- [TASK TO COMPLETE] Output the material beneath exactly, leaving nothing out.
====== DATA ENTRIES ======
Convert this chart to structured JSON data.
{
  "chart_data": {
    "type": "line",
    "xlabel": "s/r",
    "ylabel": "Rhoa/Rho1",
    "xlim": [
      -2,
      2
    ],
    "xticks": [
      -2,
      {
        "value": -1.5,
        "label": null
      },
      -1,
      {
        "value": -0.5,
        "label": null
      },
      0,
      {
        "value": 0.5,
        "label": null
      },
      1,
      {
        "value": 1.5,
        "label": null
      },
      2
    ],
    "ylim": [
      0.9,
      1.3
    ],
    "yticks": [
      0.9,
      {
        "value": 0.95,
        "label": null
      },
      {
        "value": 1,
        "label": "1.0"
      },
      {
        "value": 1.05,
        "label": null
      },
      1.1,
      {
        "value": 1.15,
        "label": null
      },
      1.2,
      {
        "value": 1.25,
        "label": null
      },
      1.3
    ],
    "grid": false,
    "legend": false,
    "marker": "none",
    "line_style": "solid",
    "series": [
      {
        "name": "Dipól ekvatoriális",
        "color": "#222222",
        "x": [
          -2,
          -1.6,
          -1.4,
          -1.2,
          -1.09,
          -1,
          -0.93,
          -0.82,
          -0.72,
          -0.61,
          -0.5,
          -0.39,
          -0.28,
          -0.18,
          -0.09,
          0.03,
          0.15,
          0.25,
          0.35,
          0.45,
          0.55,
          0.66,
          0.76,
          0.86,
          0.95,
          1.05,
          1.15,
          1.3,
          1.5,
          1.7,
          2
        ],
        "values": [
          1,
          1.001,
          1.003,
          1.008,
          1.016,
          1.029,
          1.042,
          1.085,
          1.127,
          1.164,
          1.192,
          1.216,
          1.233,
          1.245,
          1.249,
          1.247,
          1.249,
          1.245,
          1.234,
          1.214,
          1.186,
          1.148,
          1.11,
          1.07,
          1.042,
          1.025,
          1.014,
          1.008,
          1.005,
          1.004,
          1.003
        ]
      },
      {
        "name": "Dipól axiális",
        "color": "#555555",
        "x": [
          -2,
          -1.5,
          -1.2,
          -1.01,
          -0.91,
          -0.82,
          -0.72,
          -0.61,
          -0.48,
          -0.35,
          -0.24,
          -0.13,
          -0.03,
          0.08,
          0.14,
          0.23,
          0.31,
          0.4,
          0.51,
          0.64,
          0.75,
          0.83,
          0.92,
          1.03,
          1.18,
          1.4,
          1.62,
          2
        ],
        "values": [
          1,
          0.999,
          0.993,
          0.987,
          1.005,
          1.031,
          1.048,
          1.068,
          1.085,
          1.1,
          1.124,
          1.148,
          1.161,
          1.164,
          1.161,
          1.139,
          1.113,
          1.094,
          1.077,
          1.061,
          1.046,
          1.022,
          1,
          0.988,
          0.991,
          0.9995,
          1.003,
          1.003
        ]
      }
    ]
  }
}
======
- [WRITTEN SOLUTION]
Convert this chart to structured JSON data.
{
  "chart_data": {
    "type": "line",
    "xlabel": "s/r",
    "ylabel": "Rhoa/Rho1",
    "xlim": [
      -2,
      2
    ],
    "xticks": [
      -2,
      {
        "value": -1.5,
        "label": null
      },
      -1,
      {
        "value": -0.5,
        "label": null
      },
      0,
      {
        "value": 0.5,
        "label": null
      },
      1,
      {
        "value": 1.5,
        "label": null
      },
      2
    ],
    "ylim": [
      0.9,
      1.3
    ],
    "yticks": [
      0.9,
      {
        "value": 0.95,
        "label": null
      },
      {
        "value": 1,
        "label": "1.0"
      },
      {
        "value": 1.05,
        "label": null
      },
      1.1,
      {
        "value": 1.15,
        "label": null
      },
      1.2,
      {
        "value": 1.25,
        "label": null
      },
      1.3
    ],
    "grid": false,
    "legend": false,
    "marker": "none",
    "line_style": "solid",
    "series": [
      {
        "name": "Dipól ekvatoriális",
        "color": "#222222",
        "x": [
          -2,
          -1.6,
          -1.4,
          -1.2,
          -1.09,
          -1,
          -0.93,
          -0.82,
          -0.72,
          -0.61,
          -0.5,
          -0.39,
          -0.28,
          -0.18,
          -0.09,
          0.03,
          0.15,
          0.25,
          0.35,
          0.45,
          0.55,
          0.66,
          0.76,
          0.86,
          0.95,
          1.05,
          1.15,
          1.3,
          1.5,
          1.7,
          2
        ],
        "values": [
          1,
          1.001,
          1.003,
          1.008,
          1.016,
          1.029,
          1.042,
          1.085,
          1.127,
          1.164,
          1.192,
          1.216,
          1.233,
          1.245,
          1.249,
          1.247,
          1.249,
          1.245,
          1.234,
          1.214,
          1.186,
          1.148,
          1.11,
          1.07,
          1.042,
          1.025,
          1.014,
          1.008,
          1.005,
          1.004,
          1.003
        ]
      },
      {
        "name": "Dipól axiális",
        "color": "#555555",
        "x": [
          -2,
          -1.5,
          -1.2,
          -1.01,
          -0.91,
          -0.82,
          -0.72,
          -0.61,
          -0.48,
          -0.35,
          -0.24,
          -0.13,
          -0.03,
          0.08,
          0.14,
          0.23,
          0.31,
          0.4,
          0.51,
          0.64,
          0.75,
          0.83,
          0.92,
          1.03,
          1.18,
          1.4,
          1.62,
          2
        ],
        "values": [
          1,
          0.999,
          0.993,
          0.987,
          1.005,
          1.031,
          1.048,
          1.068,
          1.085,
          1.1,
          1.124,
          1.148,
          1.161,
          1.164,
          1.161,
          1.139,
          1.113,
          1.094,
          1.077,
          1.061,
          1.046,
          1.022,
          1,
          0.988,
          0.991,
          0.9995,
          1.003,
          1.003
        ]
      }
    ]
  }
}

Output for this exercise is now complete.